• _YOUR INSTRUCTIONS_: Render the records below as a Markdown table with two columns, Row and Line: number each line in order and put its text beside it. Skip blank lines, and leave the pictures out.

• _DATA_:

╭──

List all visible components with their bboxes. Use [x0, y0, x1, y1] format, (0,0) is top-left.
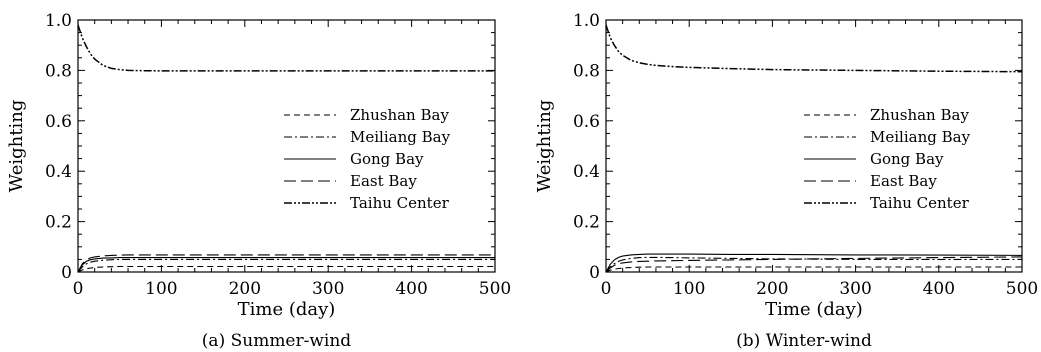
- y-tick-label: 0.8: [45, 61, 72, 81]
- y-tick-label: 1.0: [573, 11, 600, 31]
- plot-frame: [77, 19, 496, 273]
- x-tick-label: 500: [479, 279, 511, 299]
- chart-caption: (b) Winter-wind: [736, 331, 872, 351]
- y-tick-label: 0.2: [573, 213, 600, 233]
- y-tick-label: 1.0: [45, 11, 72, 31]
- series-line-gong-bay: [77, 257, 495, 273]
- series-line-meiliang-bay: [605, 256, 1022, 273]
- legend-label-zhushan-bay: Zhushan Bay: [870, 106, 969, 124]
- series-line-zhushan-bay: [77, 265, 495, 273]
- series-line-east-bay: [77, 254, 495, 273]
- legend-label-meiliang-bay: Meiliang Bay: [350, 128, 451, 146]
- legend-label-east-bay: East Bay: [870, 172, 937, 190]
- legend-label-east-bay: East Bay: [350, 172, 417, 190]
- y-axis-title: Weighting: [6, 100, 27, 193]
- y-axis-title: Weighting: [534, 100, 555, 193]
- y-tick-label: 0.6: [573, 112, 600, 132]
- x-tick-label: 300: [312, 279, 344, 299]
- x-tick-label: 0: [73, 279, 84, 299]
- x-tick-label: 100: [145, 279, 177, 299]
- y-tick-label: 0.8: [573, 61, 600, 81]
- series-line-taihu-center: [77, 24, 495, 72]
- legend-label-taihu-center: Taihu Center: [350, 194, 450, 212]
- chart-panel-summer: 0 100 200 300 400 500 0 0.2 0.4 0.6 0.8 1.0 Time (da…: [0, 0, 520, 352]
- x-tick-label: 300: [839, 279, 871, 299]
- x-axis-title: Time (day): [765, 299, 863, 320]
- y-tick-label: 0: [589, 263, 600, 283]
- x-tick-label: 400: [395, 279, 427, 299]
- x-tick-label: 500: [1006, 279, 1038, 299]
- x-tick-label: 0: [601, 279, 612, 299]
- y-tick-label: 0: [61, 263, 72, 283]
- x-tick-label: 100: [673, 279, 705, 299]
- series-line-taihu-center: [605, 24, 1023, 73]
- series-line-east-bay: [605, 256, 1023, 273]
- y-tick-label: 0.6: [45, 112, 72, 132]
- legend-label-zhushan-bay: Zhushan Bay: [350, 106, 449, 124]
- y-tick-label: 0.2: [45, 213, 72, 233]
- series-line-gong-bay: [605, 253, 1023, 273]
- x-axis-title: Time (day): [238, 299, 336, 320]
- chart-caption: (a) Summer-wind: [202, 331, 352, 351]
- series-line-meiliang-bay: [77, 258, 495, 273]
- plot-frame: [605, 19, 1023, 273]
- x-tick-label: 200: [229, 279, 261, 299]
- x-tick-label: 200: [756, 279, 788, 299]
- chart-winter: 0 100 200 300 400 500 0 0.2 0.4 0.6 0.8 1.0 Time (da…: [534, 11, 1038, 351]
- legend-label-gong-bay: Gong Bay: [350, 150, 424, 168]
- series-line-zhushan-bay: [605, 266, 1022, 273]
- legend-label-meiliang-bay: Meiliang Bay: [870, 128, 971, 146]
- x-tick-label: 400: [923, 279, 955, 299]
- legend-label-taihu-center: Taihu Center: [870, 194, 970, 212]
- chart-panel-winter: 0 100 200 300 400 500 0 0.2 0.4 0.6 0.8 1.0 Time (da…: [520, 0, 1041, 352]
- y-tick-label: 0.4: [573, 162, 600, 182]
- chart-summer: 0 100 200 300 400 500 0 0.2 0.4 0.6 0.8 1.0 Time (da…: [6, 11, 511, 351]
- y-tick-label: 0.4: [45, 162, 72, 182]
- legend-label-gong-bay: Gong Bay: [870, 150, 944, 168]
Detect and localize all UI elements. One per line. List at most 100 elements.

╰──

• _WRITTEN RESPONSE_:
| Row | Line |
|---|---|
| 1 | List all visible components with their bboxes. Use [x0, y0, x1, y1] format, (0,0) is top-left. |
| 2 | - y-tick-label: 0.8: [45, 61, 72, 81] |
| 3 | - y-tick-label: 1.0: [573, 11, 600, 31] |
| 4 | - plot-frame: [77, 19, 496, 273] |
| 5 | - x-tick-label: 500: [479, 279, 511, 299] |
| 6 | - chart-caption: (b) Winter-wind: [736, 331, 872, 351] |
| 7 | - y-tick-label: 0.2: [573, 213, 600, 233] |
| 8 | - y-tick-label: 1.0: [45, 11, 72, 31] |
| 9 | - series-line-gong-bay: [77, 257, 495, 273] |
| 10 | - series-line-meiliang-bay: [605, 256, 1022, 273] |
| 11 | - legend-label-zhushan-bay: Zhushan Bay: [870, 106, 969, 124] |
| 12 | - series-line-zhushan-bay: [77, 265, 495, 273] |
| 13 | - series-line-east-bay: [77, 254, 495, 273] |
| 14 | - legend-label-meiliang-bay: Meiliang Bay: [350, 128, 451, 146] |
| 15 | - legend-label-east-bay: East Bay: [870, 172, 937, 190] |
| 16 | - legend-label-east-bay: East Bay: [350, 172, 417, 190] |
| 17 | - y-axis-title: Weighting: [6, 100, 27, 193] |
| 18 | - y-axis-title: Weighting: [534, 100, 555, 193] |
| 19 | - y-tick-label: 0.6: [573, 112, 600, 132] |
| 20 | - x-tick-label: 300: [312, 279, 344, 299] |
| 21 | - x-tick-label: 0: [73, 279, 84, 299] |
| 22 | - x-tick-label: 100: [145, 279, 177, 299] |
| 23 | - y-tick-label: 0.8: [573, 61, 600, 81] |
| 24 | - series-line-taihu-center: [77, 24, 495, 72] |
| 25 | - legend-label-taihu-center: Taihu Center: [350, 194, 450, 212] |
| 26 | - chart-panel-summer: 0 100 200 300 400 500 0 0.2 0.4 0.6 0.8 1.0 Time (da…: [0, 0, 520, 352] |
| 27 | - x-tick-label: 300: [839, 279, 871, 299] |
| 28 | - x-axis-title: Time (day): [765, 299, 863, 320] |
| 29 | - y-tick-label: 0: [589, 263, 600, 283] |
| 30 | - x-tick-label: 400: [395, 279, 427, 299] |
| 31 | - x-tick-label: 500: [1006, 279, 1038, 299] |
| 32 | - x-tick-label: 0: [601, 279, 612, 299] |
| 33 | - y-tick-label: 0: [61, 263, 72, 283] |
| 34 | - x-tick-label: 100: [673, 279, 705, 299] |
| 35 | - series-line-taihu-center: [605, 24, 1023, 73] |
| 36 | - series-line-east-bay: [605, 256, 1023, 273] |
| 37 | - y-tick-label: 0.6: [45, 112, 72, 132] |
| 38 | - legend-label-zhushan-bay: Zhushan Bay: [350, 106, 449, 124] |
| 39 | - y-tick-label: 0.2: [45, 213, 72, 233] |
| 40 | - series-line-gong-bay: [605, 253, 1023, 273] |
| 41 | - x-axis-title: Time (day): [238, 299, 336, 320] |
| 42 | - chart-caption: (a) Summer-wind: [202, 331, 352, 351] |
| 43 | - series-line-meiliang-bay: [77, 258, 495, 273] |
| 44 | - plot-frame: [605, 19, 1023, 273] |
| 45 | - x-tick-label: 200: [229, 279, 261, 299] |
| 46 | - x-tick-label: 200: [756, 279, 788, 299] |
| 47 | - chart-winter: 0 100 200 300 400 500 0 0.2 0.4 0.6 0.8 1.0 Time (da…: [534, 11, 1038, 351] |
| 48 | - legend-label-gong-bay: Gong Bay: [350, 150, 424, 168] |
| 49 | - series-line-zhushan-bay: [605, 266, 1022, 273] |
| 50 | - legend-label-meiliang-bay: Meiliang Bay: [870, 128, 971, 146] |
| 51 | - x-tick-label: 400: [923, 279, 955, 299] |
| 52 | - legend-label-taihu-center: Taihu Center: [870, 194, 970, 212] |
| 53 | - chart-panel-winter: 0 100 200 300 400 500 0 0.2 0.4 0.6 0.8 1.0 Time (da…: [520, 0, 1041, 352] |
| 54 | - y-tick-label: 0.4: [573, 162, 600, 182] |
| 55 | - chart-summer: 0 100 200 300 400 500 0 0.2 0.4 0.6 0.8 1.0 Time (da…: [6, 11, 511, 351] |
| 56 | - y-tick-label: 0.4: [45, 162, 72, 182] |
| 57 | - legend-label-gong-bay: Gong Bay: [870, 150, 944, 168] |
| 58 | Detect and localize all UI elements. One per line. List at most 100 elements. |